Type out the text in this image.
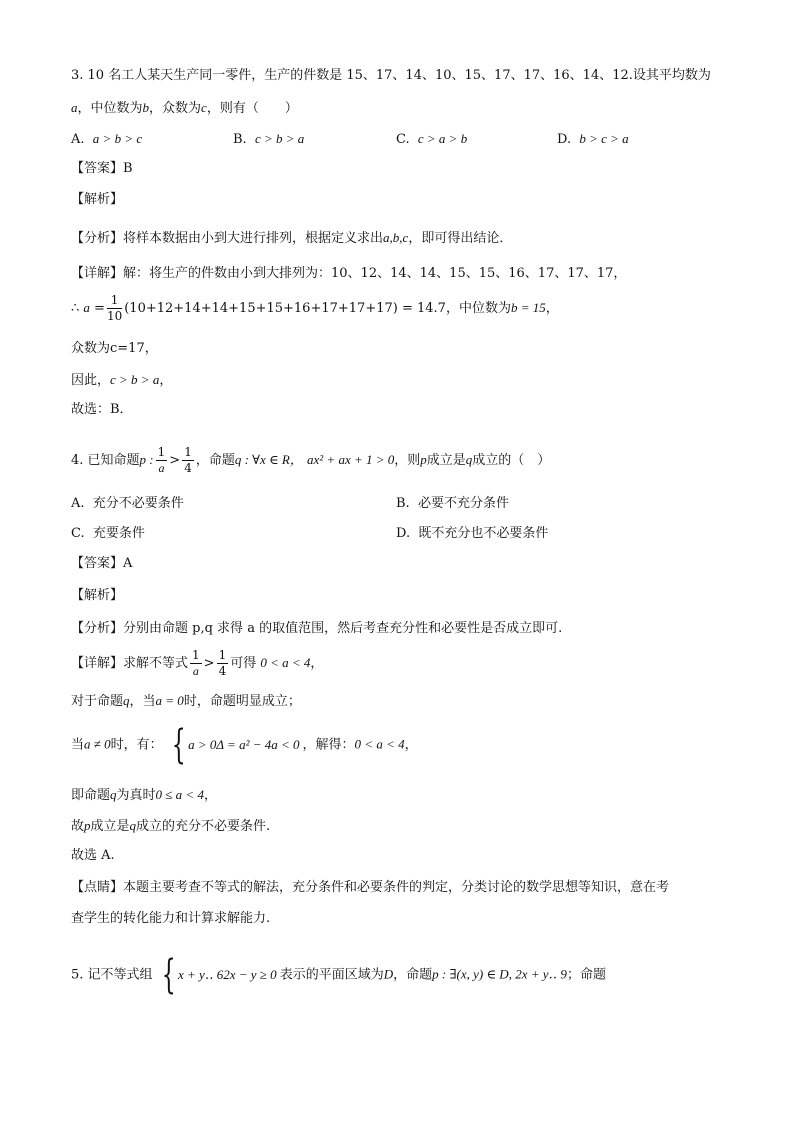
3. 10 名工人某天生产同一零件，生产的件数是 15、17、14、10、15、17、17、16、14、12.设其平均数为
a，中位数为b，众数为c，则有（　　）
A. a > b > c	B. c > b > a	C. c > a > b	D. b > c > a
【答案】B
【解析】
【分析】将样本数据由小到大进行排列，根据定义求出a,b,c，即可得出结论．
【详解】解：将生产的件数由小到大排列为：10、12、14、14、15、15、16、17、17、17，
∴ $a = \frac{1}{10} (10+12+14+14+15+15+16+17+17+17) = 14.7$，中位数为b = 15，
众数为c=17，
因此，c > b > a，
故选：B．
4. 已知命题p : $\frac{1}{a} > \frac{1}{4}$ ，命题q : ∀x ∈ R， ax² + ax + 1 > 0，则p成立是q成立的（　）
A. 充分不必要条件	B. 必要不充分条件
C. 充要条件	D. 既不充分也不必要条件
【答案】A
【解析】
【分析】分别由命题 p,q 求得 a 的取值范围，然后考查充分性和必要性是否成立即可.
【详解】求解不等式 $\frac{1}{a} > \frac{1}{4}$ 可得 0 < a < 4，
对于命题q，当a = 0时，命题明显成立；
当a ≠ 0时，有： { a > 0Δ = a² − 4a < 0 ，解得：0 < a < 4，
即命题q为真时0 ≤ a < 4，
故p成立是q成立的充分不必要条件.
故选 A.
【点睛】本题主要考查不等式的解法，充分条件和必要条件的判定，分类讨论的数学思想等知识，意在考
查学生的转化能力和计算求解能力.
5. 记不等式组 { x + y‥ 62x − y ≥ 0 表示的平面区域为D，命题p : ∃(x, y) ∈ D, 2x + y‥ 9；命题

■ **Goal**
All of the lines above should be retyped precisely, apart from the pictures.

■ **Worked solution**
Type out the text in this image.
3. 10 名工人某天生产同一零件，生产的件数是 15、17、14、10、15、17、17、16、14、12.设其平均数为
a，中位数为b，众数为c，则有（　　）
A. a > b > c	B. c > b > a	C. c > a > b	D. b > c > a
【答案】B
【解析】
【分析】将样本数据由小到大进行排列，根据定义求出a,b,c，即可得出结论．
【详解】解：将生产的件数由小到大排列为：10、12、14、14、15、15、16、17、17、17，
∴ $a = \frac{1}{10} (10+12+14+14+15+15+16+17+17+17) = 14.7$，中位数为b = 15，
众数为c=17，
因此，c > b > a，
故选：B．
4. 已知命题p : $\frac{1}{a} > \frac{1}{4}$ ，命题q : ∀x ∈ R， ax² + ax + 1 > 0，则p成立是q成立的（　）
A. 充分不必要条件	B. 必要不充分条件
C. 充要条件	D. 既不充分也不必要条件
【答案】A
【解析】
【分析】分别由命题 p,q 求得 a 的取值范围，然后考查充分性和必要性是否成立即可.
【详解】求解不等式 $\frac{1}{a} > \frac{1}{4}$ 可得 0 < a < 4，
对于命题q，当a = 0时，命题明显成立；
当a ≠ 0时，有： { a > 0Δ = a² − 4a < 0 ，解得：0 < a < 4，
即命题q为真时0 ≤ a < 4，
故p成立是q成立的充分不必要条件.
故选 A.
【点睛】本题主要考查不等式的解法，充分条件和必要条件的判定，分类讨论的数学思想等知识，意在考
查学生的转化能力和计算求解能力.
5. 记不等式组 { x + y‥ 62x − y ≥ 0 表示的平面区域为D，命题p : ∃(x, y) ∈ D, 2x + y‥ 9；命题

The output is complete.